» WRITTEN INSTRUCTION:
From the listing below, pull out the lines that hold "pipe".

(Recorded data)
__________
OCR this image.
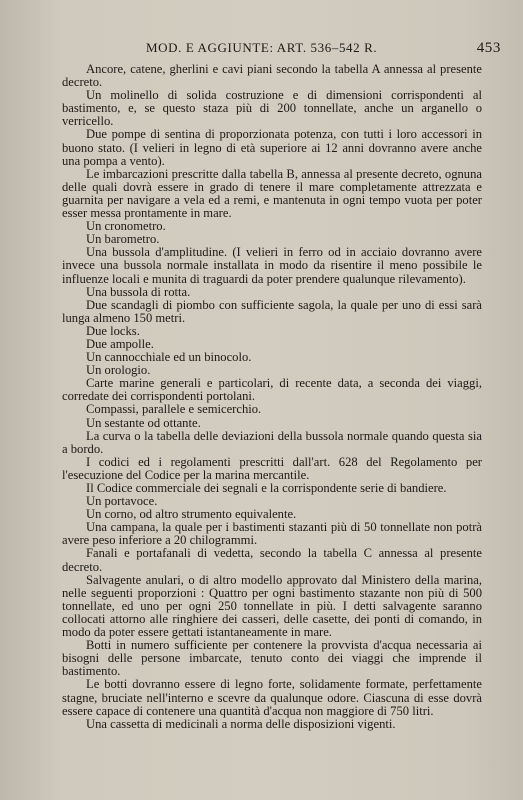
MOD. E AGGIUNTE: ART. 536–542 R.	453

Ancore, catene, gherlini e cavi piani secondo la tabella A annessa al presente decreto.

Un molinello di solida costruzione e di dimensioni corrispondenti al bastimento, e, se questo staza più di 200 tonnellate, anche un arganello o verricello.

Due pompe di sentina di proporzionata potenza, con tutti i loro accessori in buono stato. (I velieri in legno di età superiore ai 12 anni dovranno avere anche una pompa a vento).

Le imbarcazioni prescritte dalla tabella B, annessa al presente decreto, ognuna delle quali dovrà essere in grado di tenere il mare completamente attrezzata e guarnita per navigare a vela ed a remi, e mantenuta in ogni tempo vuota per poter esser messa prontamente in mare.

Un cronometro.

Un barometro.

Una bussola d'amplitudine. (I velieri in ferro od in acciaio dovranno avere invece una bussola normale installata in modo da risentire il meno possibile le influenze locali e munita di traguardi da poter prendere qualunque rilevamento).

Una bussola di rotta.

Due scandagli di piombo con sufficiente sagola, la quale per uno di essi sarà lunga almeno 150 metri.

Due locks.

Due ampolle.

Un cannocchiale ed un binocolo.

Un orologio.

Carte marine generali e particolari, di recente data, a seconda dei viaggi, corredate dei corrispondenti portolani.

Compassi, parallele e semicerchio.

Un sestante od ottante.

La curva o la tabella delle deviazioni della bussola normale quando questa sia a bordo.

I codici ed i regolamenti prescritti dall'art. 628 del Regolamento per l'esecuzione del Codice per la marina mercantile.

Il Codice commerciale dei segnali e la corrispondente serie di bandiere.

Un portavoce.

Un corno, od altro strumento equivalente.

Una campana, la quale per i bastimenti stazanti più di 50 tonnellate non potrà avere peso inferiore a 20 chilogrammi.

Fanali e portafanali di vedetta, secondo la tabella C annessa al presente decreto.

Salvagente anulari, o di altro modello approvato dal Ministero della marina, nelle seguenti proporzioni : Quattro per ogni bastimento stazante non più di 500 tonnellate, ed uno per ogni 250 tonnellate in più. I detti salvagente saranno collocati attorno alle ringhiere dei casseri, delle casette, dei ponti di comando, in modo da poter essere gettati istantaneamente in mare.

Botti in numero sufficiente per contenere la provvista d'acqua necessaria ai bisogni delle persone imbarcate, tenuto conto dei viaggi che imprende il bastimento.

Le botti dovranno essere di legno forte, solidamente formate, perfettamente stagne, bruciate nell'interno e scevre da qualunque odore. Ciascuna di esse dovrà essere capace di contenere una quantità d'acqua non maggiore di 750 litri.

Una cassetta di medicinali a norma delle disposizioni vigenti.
__________
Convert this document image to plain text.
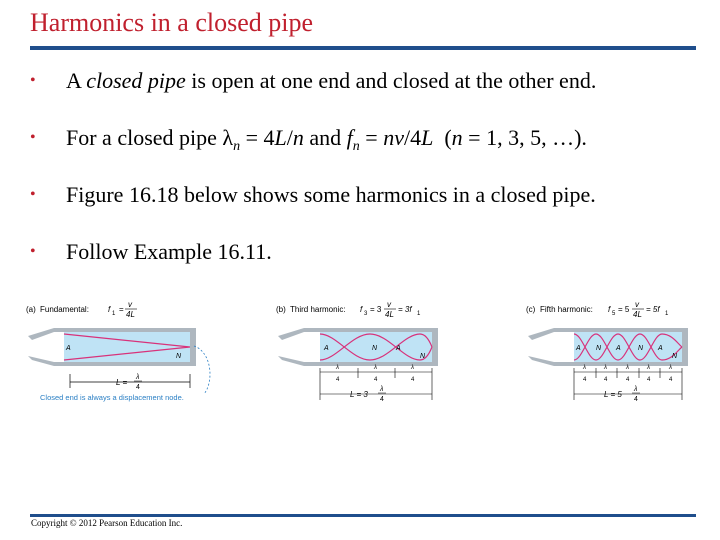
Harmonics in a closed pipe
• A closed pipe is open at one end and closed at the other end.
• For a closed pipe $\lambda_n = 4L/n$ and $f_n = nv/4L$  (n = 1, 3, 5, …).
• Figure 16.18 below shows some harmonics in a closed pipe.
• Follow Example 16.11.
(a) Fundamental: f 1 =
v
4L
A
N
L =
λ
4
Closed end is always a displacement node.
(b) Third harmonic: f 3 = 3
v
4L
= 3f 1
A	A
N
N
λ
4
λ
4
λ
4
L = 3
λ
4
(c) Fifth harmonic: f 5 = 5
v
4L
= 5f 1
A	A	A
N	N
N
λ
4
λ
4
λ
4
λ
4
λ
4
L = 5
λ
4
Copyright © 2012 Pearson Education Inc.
__________
» EXERCISE RESPONSE:
Harmonics in a closed pipe
• A closed pipe is open at one end and closed at the other end.
• For a closed pipe $\lambda_n = 4L/n$ and $f_n = nv/4L$  (n = 1, 3, 5, …).
• Figure 16.18 below shows some harmonics in a closed pipe.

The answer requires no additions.